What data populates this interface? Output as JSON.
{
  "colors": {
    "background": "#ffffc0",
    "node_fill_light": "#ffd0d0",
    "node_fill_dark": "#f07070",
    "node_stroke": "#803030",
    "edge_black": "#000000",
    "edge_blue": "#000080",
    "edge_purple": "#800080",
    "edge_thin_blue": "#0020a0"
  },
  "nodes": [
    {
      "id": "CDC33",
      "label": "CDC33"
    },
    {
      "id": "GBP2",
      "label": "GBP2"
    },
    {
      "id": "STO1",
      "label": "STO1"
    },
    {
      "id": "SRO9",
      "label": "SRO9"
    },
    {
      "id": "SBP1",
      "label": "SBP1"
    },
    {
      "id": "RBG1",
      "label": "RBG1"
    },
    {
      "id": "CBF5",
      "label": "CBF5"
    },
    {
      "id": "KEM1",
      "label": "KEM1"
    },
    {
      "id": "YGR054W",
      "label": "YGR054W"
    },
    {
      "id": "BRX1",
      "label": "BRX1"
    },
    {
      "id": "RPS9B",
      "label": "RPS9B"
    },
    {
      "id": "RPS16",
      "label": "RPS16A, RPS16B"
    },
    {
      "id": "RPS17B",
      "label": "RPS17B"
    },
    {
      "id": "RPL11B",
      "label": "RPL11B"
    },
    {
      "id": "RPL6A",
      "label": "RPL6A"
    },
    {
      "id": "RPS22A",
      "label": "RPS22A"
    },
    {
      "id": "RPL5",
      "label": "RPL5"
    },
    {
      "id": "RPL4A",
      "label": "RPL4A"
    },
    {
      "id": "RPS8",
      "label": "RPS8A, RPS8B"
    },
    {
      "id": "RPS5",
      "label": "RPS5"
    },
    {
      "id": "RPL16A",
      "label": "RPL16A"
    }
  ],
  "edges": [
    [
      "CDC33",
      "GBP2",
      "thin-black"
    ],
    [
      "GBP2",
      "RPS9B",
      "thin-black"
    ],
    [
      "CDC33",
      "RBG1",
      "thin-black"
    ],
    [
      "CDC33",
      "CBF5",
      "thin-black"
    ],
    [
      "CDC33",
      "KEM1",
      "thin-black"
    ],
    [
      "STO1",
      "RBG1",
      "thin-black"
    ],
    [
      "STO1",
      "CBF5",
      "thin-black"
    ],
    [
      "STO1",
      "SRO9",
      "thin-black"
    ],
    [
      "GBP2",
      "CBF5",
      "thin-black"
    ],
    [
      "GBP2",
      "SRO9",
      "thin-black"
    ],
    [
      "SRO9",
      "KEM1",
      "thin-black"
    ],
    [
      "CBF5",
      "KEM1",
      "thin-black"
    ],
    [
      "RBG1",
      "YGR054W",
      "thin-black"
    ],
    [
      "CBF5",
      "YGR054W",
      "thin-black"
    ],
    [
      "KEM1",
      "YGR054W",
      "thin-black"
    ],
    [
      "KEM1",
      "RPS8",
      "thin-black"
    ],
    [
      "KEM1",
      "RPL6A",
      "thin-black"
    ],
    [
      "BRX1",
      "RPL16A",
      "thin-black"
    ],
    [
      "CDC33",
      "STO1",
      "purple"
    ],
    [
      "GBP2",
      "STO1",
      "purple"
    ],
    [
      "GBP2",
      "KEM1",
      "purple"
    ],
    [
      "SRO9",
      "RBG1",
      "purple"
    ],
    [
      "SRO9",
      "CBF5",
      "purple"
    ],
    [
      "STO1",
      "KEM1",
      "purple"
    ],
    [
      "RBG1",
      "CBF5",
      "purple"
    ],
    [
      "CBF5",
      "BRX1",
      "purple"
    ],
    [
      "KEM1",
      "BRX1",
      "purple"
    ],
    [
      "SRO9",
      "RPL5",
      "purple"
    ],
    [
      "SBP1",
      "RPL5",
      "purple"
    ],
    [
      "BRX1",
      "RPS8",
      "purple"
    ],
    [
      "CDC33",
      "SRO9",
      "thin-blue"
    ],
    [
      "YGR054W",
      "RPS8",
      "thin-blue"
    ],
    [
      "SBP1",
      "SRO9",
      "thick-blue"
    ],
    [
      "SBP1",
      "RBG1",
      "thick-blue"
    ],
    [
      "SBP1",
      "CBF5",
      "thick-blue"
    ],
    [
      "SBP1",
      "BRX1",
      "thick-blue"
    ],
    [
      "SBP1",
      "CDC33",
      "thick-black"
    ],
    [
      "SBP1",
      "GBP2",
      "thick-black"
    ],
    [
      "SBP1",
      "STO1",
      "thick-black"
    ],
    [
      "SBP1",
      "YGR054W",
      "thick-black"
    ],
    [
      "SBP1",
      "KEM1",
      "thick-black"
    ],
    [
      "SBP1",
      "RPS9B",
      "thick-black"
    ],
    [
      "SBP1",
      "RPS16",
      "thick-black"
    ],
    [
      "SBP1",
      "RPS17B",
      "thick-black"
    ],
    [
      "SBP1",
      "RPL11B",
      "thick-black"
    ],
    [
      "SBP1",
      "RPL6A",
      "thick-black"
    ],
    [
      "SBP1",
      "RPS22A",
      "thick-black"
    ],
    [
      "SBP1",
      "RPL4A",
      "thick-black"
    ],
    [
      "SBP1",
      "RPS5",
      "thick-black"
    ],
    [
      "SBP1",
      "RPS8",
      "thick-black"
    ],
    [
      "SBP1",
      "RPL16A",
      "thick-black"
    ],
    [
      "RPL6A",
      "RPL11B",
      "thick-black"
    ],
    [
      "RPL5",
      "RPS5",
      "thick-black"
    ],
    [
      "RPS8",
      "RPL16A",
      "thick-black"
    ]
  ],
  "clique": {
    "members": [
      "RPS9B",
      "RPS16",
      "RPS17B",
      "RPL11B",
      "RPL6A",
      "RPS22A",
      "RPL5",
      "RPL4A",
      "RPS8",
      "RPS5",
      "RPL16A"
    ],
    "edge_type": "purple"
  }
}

### What this task involves:
Retype the records above exactly.

### Exercise solution:
What data populates this interface? Output as JSON.
{
  "colors": {
    "background": "#ffffc0",
    "node_fill_light": "#ffd0d0",
    "node_fill_dark": "#f07070",
    "node_stroke": "#803030",
    "edge_black": "#000000",
    "edge_blue": "#000080",
    "edge_purple": "#800080",
    "edge_thin_blue": "#0020a0"
  },
  "nodes": [
    {
      "id": "CDC33",
      "label": "CDC33"
    },
    {
      "id": "GBP2",
      "label": "GBP2"
    },
    {
      "id": "STO1",
      "label": "STO1"
    },
    {
      "id": "SRO9",
      "label": "SRO9"
    },
    {
      "id": "SBP1",
      "label": "SBP1"
    },
    {
      "id": "RBG1",
      "label": "RBG1"
    },
    {
      "id": "CBF5",
      "label": "CBF5"
    },
    {
      "id": "KEM1",
      "label": "KEM1"
    },
    {
      "id": "YGR054W",
      "label": "YGR054W"
    },
    {
      "id": "BRX1",
      "label": "BRX1"
    },
    {
      "id": "RPS9B",
      "label": "RPS9B"
    },
    {
      "id": "RPS16",
      "label": "RPS16A, RPS16B"
    },
    {
      "id": "RPS17B",
      "label": "RPS17B"
    },
    {
      "id": "RPL11B",
      "label": "RPL11B"
    },
    {
      "id": "RPL6A",
      "label": "RPL6A"
    },
    {
      "id": "RPS22A",
      "label": "RPS22A"
    },
    {
      "id": "RPL5",
      "label": "RPL5"
    },
    {
      "id": "RPL4A",
      "label": "RPL4A"
    },
    {
      "id": "RPS8",
      "label": "RPS8A, RPS8B"
    },
    {
      "id": "RPS5",
      "label": "RPS5"
    },
    {
      "id": "RPL16A",
      "label": "RPL16A"
    }
  ],
  "edges": [
    [
      "CDC33",
      "GBP2",
      "thin-black"
    ],
    [
      "GBP2",
      "RPS9B",
      "thin-black"
    ],
    [
      "CDC33",
      "RBG1",
      "thin-black"
    ],
    [
      "CDC33",
      "CBF5",
      "thin-black"
    ],
    [
      "CDC33",
      "KEM1",
      "thin-black"
    ],
    [
      "STO1",
      "RBG1",
      "thin-black"
    ],
    [
      "STO1",
      "CBF5",
      "thin-black"
    ],
    [
      "STO1",
      "SRO9",
      "thin-black"
    ],
    [
      "GBP2",
      "CBF5",
      "thin-black"
    ],
    [
      "GBP2",
      "SRO9",
      "thin-black"
    ],
    [
      "SRO9",
      "KEM1",
      "thin-black"
    ],
    [
      "CBF5",
      "KEM1",
      "thin-black"
    ],
    [
      "RBG1",
      "YGR054W",
      "thin-black"
    ],
    [
      "CBF5",
      "YGR054W",
      "thin-black"
    ],
    [
      "KEM1",
      "YGR054W",
      "thin-black"
    ],
    [
      "KEM1",
      "RPS8",
      "thin-black"
    ],
    [
      "KEM1",
      "RPL6A",
      "thin-black"
    ],
    [
      "BRX1",
      "RPL16A",
      "thin-black"
    ],
    [
      "CDC33",
      "STO1",
      "purple"
    ],
    [
      "GBP2",
      "STO1",
      "purple"
    ],
    [
      "GBP2",
      "KEM1",
      "purple"
    ],
    [
      "SRO9",
      "RBG1",
      "purple"
    ],
    [
      "SRO9",
      "CBF5",
      "purple"
    ],
    [
      "STO1",
      "KEM1",
      "purple"
    ],
    [
      "RBG1",
      "CBF5",
      "purple"
    ],
    [
      "CBF5",
      "BRX1",
      "purple"
    ],
    [
      "KEM1",
      "BRX1",
      "purple"
    ],
    [
      "SRO9",
      "RPL5",
      "purple"
    ],
    [
      "SBP1",
      "RPL5",
      "purple"
    ],
    [
      "BRX1",
      "RPS8",
      "purple"
    ],
    [
      "CDC33",
      "SRO9",
      "thin-blue"
    ],
    [
      "YGR054W",
      "RPS8",
      "thin-blue"
    ],
    [
      "SBP1",
      "SRO9",
      "thick-blue"
    ],
    [
      "SBP1",
      "RBG1",
      "thick-blue"
    ],
    [
      "SBP1",
      "CBF5",
      "thick-blue"
    ],
    [
      "SBP1",
      "BRX1",
      "thick-blue"
    ],
    [
      "SBP1",
      "CDC33",
      "thick-black"
    ],
    [
      "SBP1",
      "GBP2",
      "thick-black"
    ],
    [
      "SBP1",
      "STO1",
      "thick-black"
    ],
    [
      "SBP1",
      "YGR054W",
      "thick-black"
    ],
    [
      "SBP1",
      "KEM1",
      "thick-black"
    ],
    [
      "SBP1",
      "RPS9B",
      "thick-black"
    ],
    [
      "SBP1",
      "RPS16",
      "thick-black"
    ],
    [
      "SBP1",
      "RPS17B",
      "thick-black"
    ],
    [
      "SBP1",
      "RPL11B",
      "thick-black"
    ],
    [
      "SBP1",
      "RPL6A",
      "thick-black"
    ],
    [
      "SBP1",
      "RPS22A",
      "thick-black"
    ],
    [
      "SBP1",
      "RPL4A",
      "thick-black"
    ],
    [
      "SBP1",
      "RPS5",
      "thick-black"
    ],
    [
      "SBP1",
      "RPS8",
      "thick-black"
    ],
    [
      "SBP1",
      "RPL16A",
      "thick-black"
    ],
    [
      "RPL6A",
      "RPL11B",
      "thick-black"
    ],
    [
      "RPL5",
      "RPS5",
      "thick-black"
    ],
    [
      "RPS8",
      "RPL16A",
      "thick-black"
    ]
  ],
  "clique": {
    "members": [
      "RPS9B",
      "RPS16",
      "RPS17B",
      "RPL11B",
      "RPL6A",
      "RPS22A",
      "RPL5",
      "RPL4A",
      "RPS8",
      "RPS5",
      "RPL16A"
    ],
    "edge_type": "purple"
  }
}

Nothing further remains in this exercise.